▸ Short exercise
Return the listing below exactly, with the pictures dropped.

┄┄┄┄┄┄┄┄┄┄┄┄┄┄┄┄┄┄┄┄

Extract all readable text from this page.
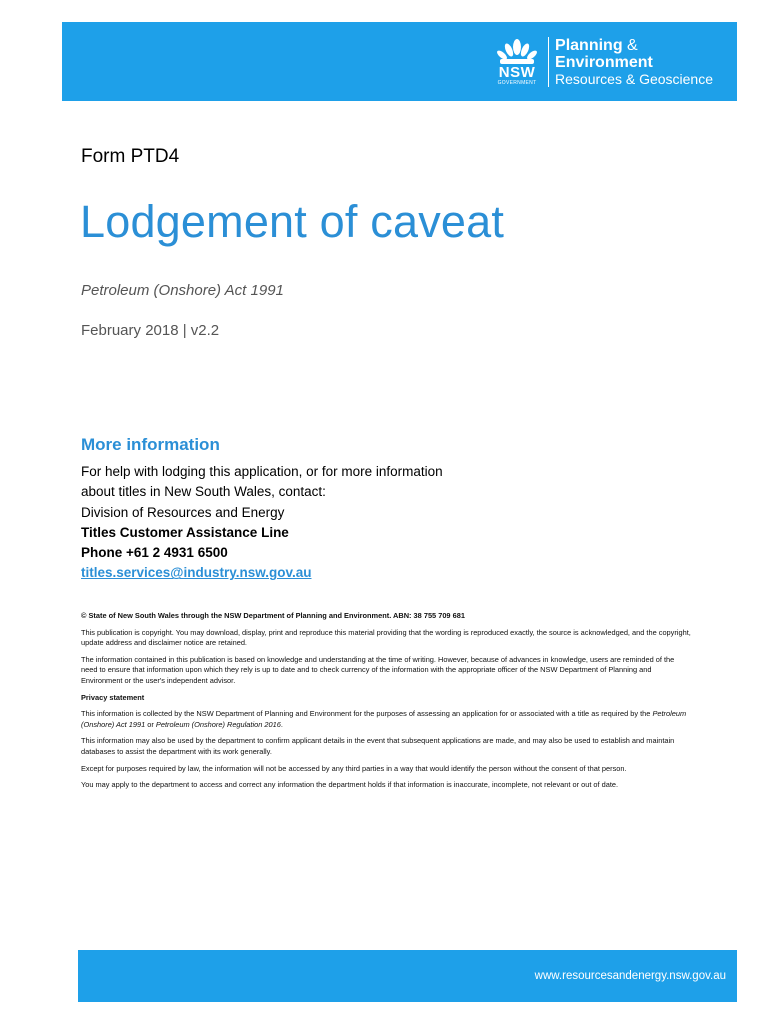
NSW
GOVERNMENT
Planning &
Environment
Resources & Geoscience
Form PTD4
Lodgement of caveat
Petroleum (Onshore) Act 1991
February 2018 | v2.2
More information
For help with lodging this application, or for more information
about titles in New South Wales, contact:
Division of Resources and Energy
Titles Customer Assistance Line
Phone +61 2 4931 6500
titles.services@industry.nsw.gov.au

© State of New South Wales through the NSW Department of Planning and Environment. ABN: 38 755 709 681

This publication is copyright. You may download, display, print and reproduce this material providing that the wording is reproduced exactly, the source is acknowledged, and the copyright, update address and disclaimer notice are retained.

The information contained in this publication is based on knowledge and understanding at the time of writing. However, because of advances in knowledge, users are reminded of the need to ensure that information upon which they rely is up to date and to check currency of the information with the appropriate officer of the NSW Department of Planning and Environment or the user's independent advisor.

Privacy statement

This information is collected by the NSW Department of Planning and Environment for the purposes of assessing an application for or associated with a title as required by the Petroleum (Onshore) Act 1991 or Petroleum (Onshore) Regulation 2016.

This information may also be used by the department to confirm applicant details in the event that subsequent applications are made, and may also be used to establish and maintain databases to assist the department with its work generally.

Except for purposes required by law, the information will not be accessed by any third parties in a way that would identify the person without the consent of that person.

You may apply to the department to access and correct any information the department holds if that information is inaccurate, incomplete, not relevant or out of date.

www.resourcesandenergy.nsw.gov.au
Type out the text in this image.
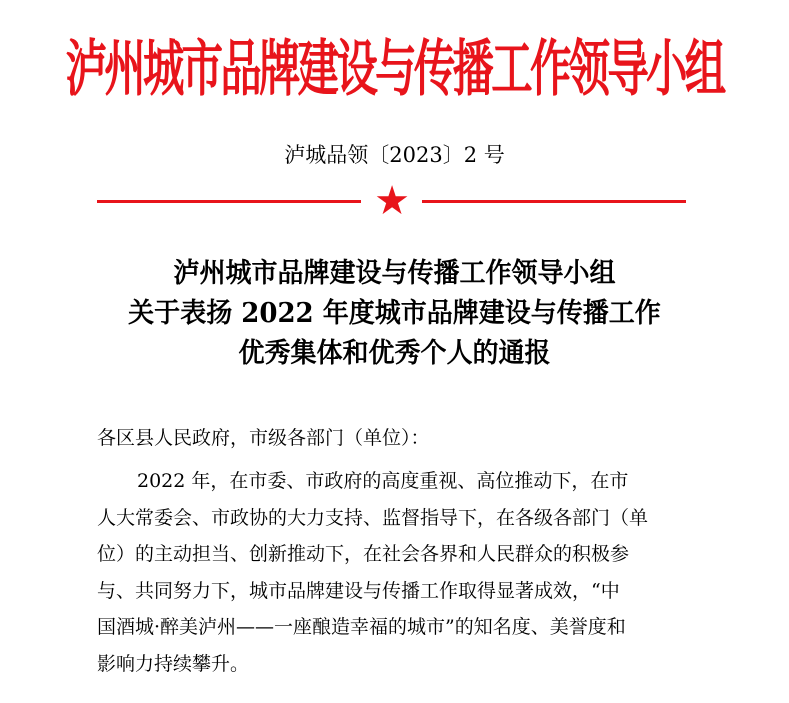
泸州城市品牌建设与传播工作领导小组
泸城品领〔2023〕2 号
★
泸州城市品牌建设与传播工作领导小组
关于表扬 2022 年度城市品牌建设与传播工作
优秀集体和优秀个人的通报
各区县人民政府，市级各部门（单位）：
2022 年，在市委、市政府的高度重视、高位推动下，在市
人大常委会、市政协的大力支持、监督指导下，在各级各部门（单
位）的主动担当、创新推动下，在社会各界和人民群众的积极参
与、共同努力下，城市品牌建设与传播工作取得显著成效，“中
国酒城·醉美泸州——一座酿造幸福的城市”的知名度、美誉度和
影响力持续攀升。
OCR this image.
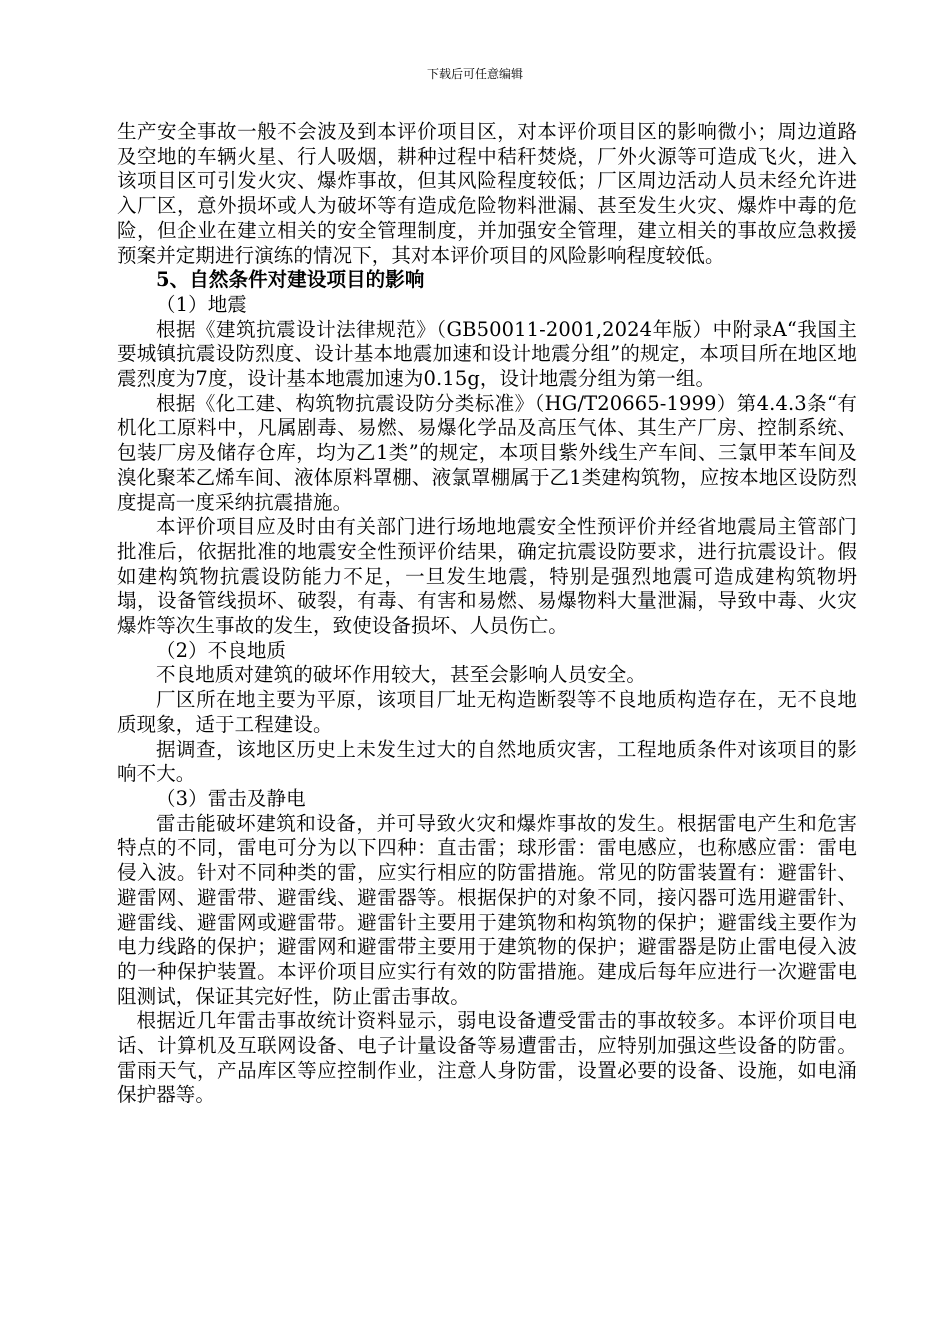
下载后可任意编辑

生产安全事故一般不会波及到本评价项目区，对本评价项目区的影响微小；周边道路及空地的车辆火星、行人吸烟，耕种过程中秸秆焚烧，厂外火源等可造成飞火，进入该项目区可引发火灾、爆炸事故，但其风险程度较低；厂区周边活动人员未经允许进入厂区，意外损坏或人为破坏等有造成危险物料泄漏、甚至发生火灾、爆炸中毒的危险，但企业在建立相关的安全管理制度，并加强安全管理，建立相关的事故应急救援预案并定期进行演练的情况下，其对本评价项目的风险影响程度较低。

5、自然条件对建设项目的影响

（1）地震

根据《建筑抗震设计法律规范》（GB50011-2001,2024年版）中附录A“我国主要城镇抗震设防烈度、设计基本地震加速和设计地震分组”的规定，本项目所在地区地震烈度为7度，设计基本地震加速为0.15g，设计地震分组为第一组。

根据《化工建、构筑物抗震设防分类标准》（HG/T20665-1999）第4.4.3条“有机化工原料中，凡属剧毒、易燃、易爆化学品及高压气体、其生产厂房、控制系统、包装厂房及储存仓库，均为乙1类”的规定，本项目紫外线生产车间、三氯甲苯车间及溴化聚苯乙烯车间、液体原料罩棚、液氯罩棚属于乙1类建构筑物，应按本地区设防烈度提高一度采纳抗震措施。

本评价项目应及时由有关部门进行场地地震安全性预评价并经省地震局主管部门批准后，依据批准的地震安全性预评价结果，确定抗震设防要求，进行抗震设计。假如建构筑物抗震设防能力不足，一旦发生地震，特别是强烈地震可造成建构筑物坍塌，设备管线损坏、破裂，有毒、有害和易燃、易爆物料大量泄漏，导致中毒、火灾爆炸等次生事故的发生，致使设备损坏、人员伤亡。

（2）不良地质

不良地质对建筑的破坏作用较大，甚至会影响人员安全。

厂区所在地主要为平原，该项目厂址无构造断裂等不良地质构造存在，无不良地质现象，适于工程建设。

据调查，该地区历史上未发生过大的自然地质灾害，工程地质条件对该项目的影响不大。

（3）雷击及静电

雷击能破坏建筑和设备，并可导致火灾和爆炸事故的发生。根据雷电产生和危害特点的不同，雷电可分为以下四种：直击雷；球形雷：雷电感应，也称感应雷：雷电侵入波。针对不同种类的雷，应实行相应的防雷措施。常见的防雷装置有：避雷针、避雷网、避雷带、避雷线、避雷器等。根据保护的对象不同，接闪器可选用避雷针、避雷线、避雷网或避雷带。避雷针主要用于建筑物和构筑物的保护；避雷线主要作为电力线路的保护；避雷网和避雷带主要用于建筑物的保护；避雷器是防止雷电侵入波的一种保护装置。本评价项目应实行有效的防雷措施。建成后每年应进行一次避雷电阻测试，保证其完好性，防止雷击事故。

根据近几年雷击事故统计资料显示，弱电设备遭受雷击的事故较多。本评价项目电话、计算机及互联网设备、电子计量设备等易遭雷击，应特别加强这些设备的防雷。雷雨天气，产品库区等应控制作业，注意人身防雷，设置必要的设备、设施，如电涌保护器等。
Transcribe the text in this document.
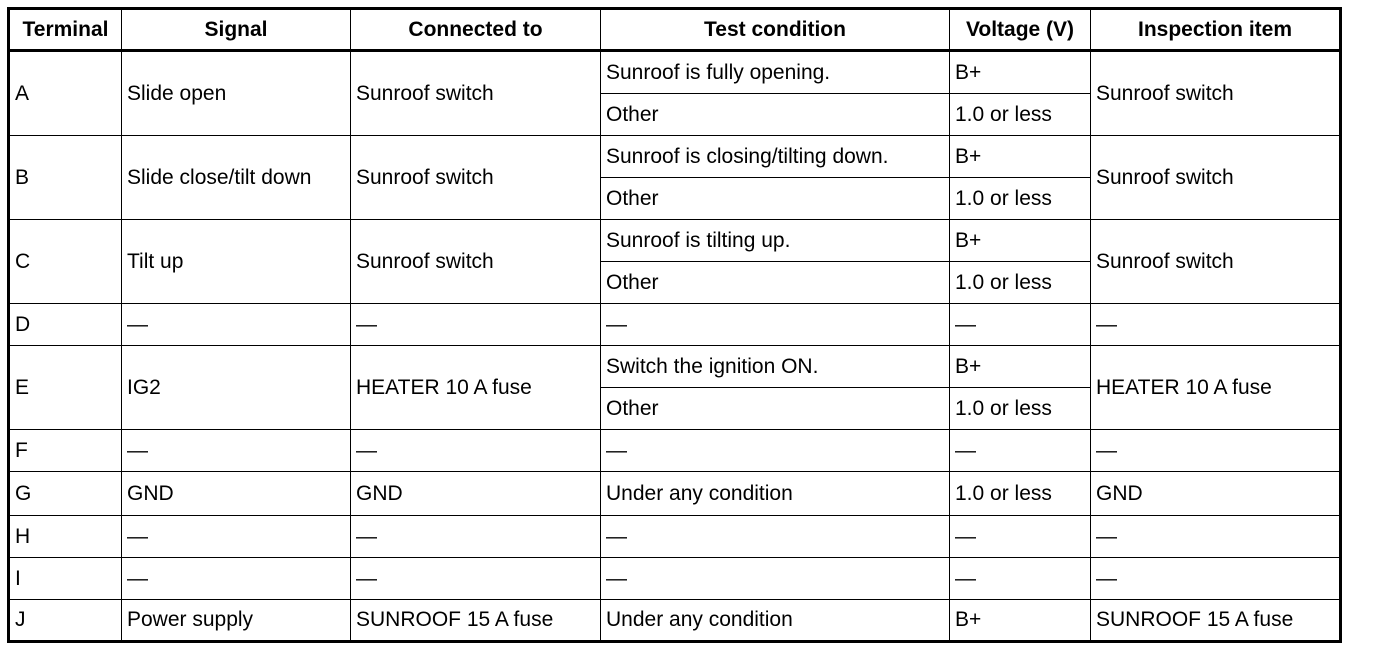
Terminal	Signal	Connected to	Test condition	Voltage (V)	Inspection item
A	Slide open	Sunroof switch	Sunroof is fully opening.	B+	Sunroof switch
			Other	1.0 or less	
B	Slide close/tilt down	Sunroof switch	Sunroof is closing/tilting down.	B+	Sunroof switch
			Other	1.0 or less	
C	Tilt up	Sunroof switch	Sunroof is tilting up.	B+	Sunroof switch
			Other	1.0 or less	
D	—	—	—	—	—
E	IG2	HEATER 10 A fuse	Switch the ignition ON.	B+	HEATER 10 A fuse
			Other	1.0 or less	
F	—	—	—	—	—
G	GND	GND	Under any condition	1.0 or less	GND
H	—	—	—	—	—
I	—	—	—	—	—
J	Power supply	SUNROOF 15 A fuse	Under any condition	B+	SUNROOF 15 A fuse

┄┄┄┄┄┄┄┄┄┄┄┄┄┄┄┄┄┄┄┄

▸ Output of the exercise
Extract all readable text from this page.
NSW
GOVERNMENT
Planning &
Environment
Resources & Geoscience
Form PTD4
Lodgement of caveat
Petroleum (Onshore) Act 1991
February 2018 | v2.2
More information
For help with lodging this application, or for more information
about titles in New South Wales, contact:
Division of Resources and Energy
Titles Customer Assistance Line
Phone +61 2 4931 6500
titles.services@industry.nsw.gov.au

© State of New South Wales through the NSW Department of Planning and Environment. ABN: 38 755 709 681

This publication is copyright. You may download, display, print and reproduce this material providing that the wording is reproduced exactly, the source is acknowledged, and the copyright, update address and disclaimer notice are retained.

The information contained in this publication is based on knowledge and understanding at the time of writing. However, because of advances in knowledge, users are reminded of the need to ensure that information upon which they rely is up to date and to check currency of the information with the appropriate officer of the NSW Department of Planning and Environment or the user's independent advisor.

Privacy statement

This information is collected by the NSW Department of Planning and Environment for the purposes of assessing an application for or associated with a title as required by the Petroleum (Onshore) Act 1991 or Petroleum (Onshore) Regulation 2016.

This information may also be used by the department to confirm applicant details in the event that subsequent applications are made, and may also be used to establish and maintain databases to assist the department with its work generally.

Except for purposes required by law, the information will not be accessed by any third parties in a way that would identify the person without the consent of that person.

You may apply to the department to access and correct any information the department holds if that information is inaccurate, incomplete, not relevant or out of date.

www.resourcesandenergy.nsw.gov.au
Type out the text in this image.
泸州城市品牌建设与传播工作领导小组
泸城品领〔2023〕2 号
★
泸州城市品牌建设与传播工作领导小组
关于表扬 2022 年度城市品牌建设与传播工作
优秀集体和优秀个人的通报
各区县人民政府，市级各部门（单位）：
2022 年，在市委、市政府的高度重视、高位推动下，在市
人大常委会、市政协的大力支持、监督指导下，在各级各部门（单
位）的主动担当、创新推动下，在社会各界和人民群众的积极参
与、共同努力下，城市品牌建设与传播工作取得显著成效，“中
国酒城·醉美泸州——一座酿造幸福的城市”的知名度、美誉度和
影响力持续攀升。
OCR this image.
下载后可任意编辑

生产安全事故一般不会波及到本评价项目区，对本评价项目区的影响微小；周边道路及空地的车辆火星、行人吸烟，耕种过程中秸秆焚烧，厂外火源等可造成飞火，进入该项目区可引发火灾、爆炸事故，但其风险程度较低；厂区周边活动人员未经允许进入厂区，意外损坏或人为破坏等有造成危险物料泄漏、甚至发生火灾、爆炸中毒的危险，但企业在建立相关的安全管理制度，并加强安全管理，建立相关的事故应急救援预案并定期进行演练的情况下，其对本评价项目的风险影响程度较低。

5、自然条件对建设项目的影响

（1）地震

根据《建筑抗震设计法律规范》（GB50011-2001,2024年版）中附录A“我国主要城镇抗震设防烈度、设计基本地震加速和设计地震分组”的规定，本项目所在地区地震烈度为7度，设计基本地震加速为0.15g，设计地震分组为第一组。

根据《化工建、构筑物抗震设防分类标准》（HG/T20665-1999）第4.4.3条“有机化工原料中，凡属剧毒、易燃、易爆化学品及高压气体、其生产厂房、控制系统、包装厂房及储存仓库，均为乙1类”的规定，本项目紫外线生产车间、三氯甲苯车间及溴化聚苯乙烯车间、液体原料罩棚、液氯罩棚属于乙1类建构筑物，应按本地区设防烈度提高一度采纳抗震措施。

本评价项目应及时由有关部门进行场地地震安全性预评价并经省地震局主管部门批准后，依据批准的地震安全性预评价结果，确定抗震设防要求，进行抗震设计。假如建构筑物抗震设防能力不足，一旦发生地震，特别是强烈地震可造成建构筑物坍塌，设备管线损坏、破裂，有毒、有害和易燃、易爆物料大量泄漏，导致中毒、火灾爆炸等次生事故的发生，致使设备损坏、人员伤亡。

（2）不良地质

不良地质对建筑的破坏作用较大，甚至会影响人员安全。

厂区所在地主要为平原，该项目厂址无构造断裂等不良地质构造存在，无不良地质现象，适于工程建设。

据调查，该地区历史上未发生过大的自然地质灾害，工程地质条件对该项目的影响不大。

（3）雷击及静电

雷击能破坏建筑和设备，并可导致火灾和爆炸事故的发生。根据雷电产生和危害特点的不同，雷电可分为以下四种：直击雷；球形雷：雷电感应，也称感应雷：雷电侵入波。针对不同种类的雷，应实行相应的防雷措施。常见的防雷装置有：避雷针、避雷网、避雷带、避雷线、避雷器等。根据保护的对象不同，接闪器可选用避雷针、避雷线、避雷网或避雷带。避雷针主要用于建筑物和构筑物的保护；避雷线主要作为电力线路的保护；避雷网和避雷带主要用于建筑物的保护；避雷器是防止雷电侵入波的一种保护装置。本评价项目应实行有效的防雷措施。建成后每年应进行一次避雷电阻测试，保证其完好性，防止雷击事故。

根据近几年雷击事故统计资料显示，弱电设备遭受雷击的事故较多。本评价项目电话、计算机及互联网设备、电子计量设备等易遭雷击，应特别加强这些设备的防雷。雷雨天气，产品库区等应控制作业，注意人身防雷，设置必要的设备、设施，如电涌保护器等。
Transcribe the text in this document.
Terminal	Signal	Connected to	Test condition	Voltage (V)	Inspection item
A	Slide open	Sunroof switch	Sunroof is fully opening.	B+	Sunroof switch
			Other	1.0 or less	
B	Slide close/tilt down	Sunroof switch	Sunroof is closing/tilting down.	B+	Sunroof switch
			Other	1.0 or less	
C	Tilt up	Sunroof switch	Sunroof is tilting up.	B+	Sunroof switch
			Other	1.0 or less	
D	—	—	—	—	—
E	IG2	HEATER 10 A fuse	Switch the ignition ON.	B+	HEATER 10 A fuse
			Other	1.0 or less	
F	—	—	—	—	—
G	GND	GND	Under any condition	1.0 or less	GND
H	—	—	—	—	—
I	—	—	—	—	—
J	Power supply	SUNROOF 15 A fuse	Under any condition	B+	SUNROOF 15 A fuse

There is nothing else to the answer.